Extract the full listing verbatim and drop any pictures from your copy.

— start RECORDED DATA —

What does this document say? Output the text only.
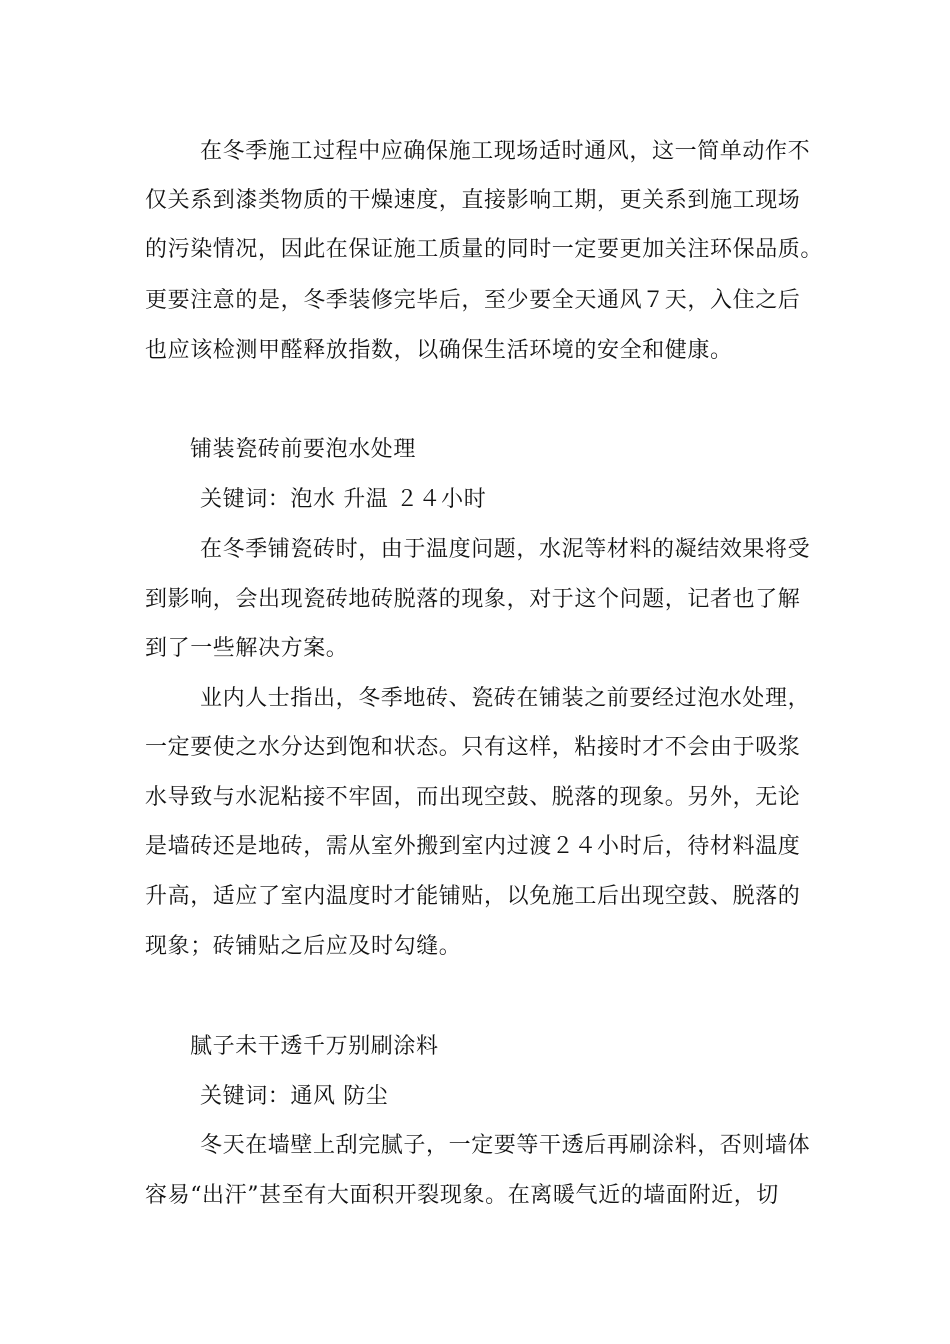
在冬季施工过程中应确保施工现场适时通风，这一简单动作不
仅关系到漆类物质的干燥速度，直接影响工期，更关系到施工现场
的污染情况，因此在保证施工质量的同时一定要更加关注环保品质。
更要注意的是，冬季装修完毕后，至少要全天通风７天，入住之后
也应该检测甲醛释放指数，以确保生活环境的安全和健康。
铺装瓷砖前要泡水处理
关键词：泡水 升温 ２４小时
在冬季铺瓷砖时，由于温度问题，水泥等材料的凝结效果将受
到影响，会出现瓷砖地砖脱落的现象，对于这个问题，记者也了解
到了一些解决方案。
业内人士指出，冬季地砖、瓷砖在铺装之前要经过泡水处理，
一定要使之水分达到饱和状态。只有这样，粘接时才不会由于吸浆
水导致与水泥粘接不牢固，而出现空鼓、脱落的现象。另外，无论
是墙砖还是地砖，需从室外搬到室内过渡２４小时后，待材料温度
升高，适应了室内温度时才能铺贴，以免施工后出现空鼓、脱落的
现象；砖铺贴之后应及时勾缝。
腻子未干透千万别刷涂料
关键词：通风 防尘
冬天在墙壁上刮完腻子，一定要等干透后再刷涂料，否则墙体
容易“出汗”甚至有大面积开裂现象。在离暖气近的墙面附近，切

— end RECORDED DATA —

* CORRECT RESPONSE *
What does this document say? Output the text only.
在冬季施工过程中应确保施工现场适时通风，这一简单动作不
仅关系到漆类物质的干燥速度，直接影响工期，更关系到施工现场
的污染情况，因此在保证施工质量的同时一定要更加关注环保品质。
更要注意的是，冬季装修完毕后，至少要全天通风７天，入住之后
也应该检测甲醛释放指数，以确保生活环境的安全和健康。
铺装瓷砖前要泡水处理
关键词：泡水 升温 ２４小时
在冬季铺瓷砖时，由于温度问题，水泥等材料的凝结效果将受
到影响，会出现瓷砖地砖脱落的现象，对于这个问题，记者也了解
到了一些解决方案。
业内人士指出，冬季地砖、瓷砖在铺装之前要经过泡水处理，
一定要使之水分达到饱和状态。只有这样，粘接时才不会由于吸浆
水导致与水泥粘接不牢固，而出现空鼓、脱落的现象。另外，无论
是墙砖还是地砖，需从室外搬到室内过渡２４小时后，待材料温度
升高，适应了室内温度时才能铺贴，以免施工后出现空鼓、脱落的
现象；砖铺贴之后应及时勾缝。
腻子未干透千万别刷涂料
关键词：通风 防尘
冬天在墙壁上刮完腻子，一定要等干透后再刷涂料，否则墙体
容易“出汗”甚至有大面积开裂现象。在离暖气近的墙面附近，切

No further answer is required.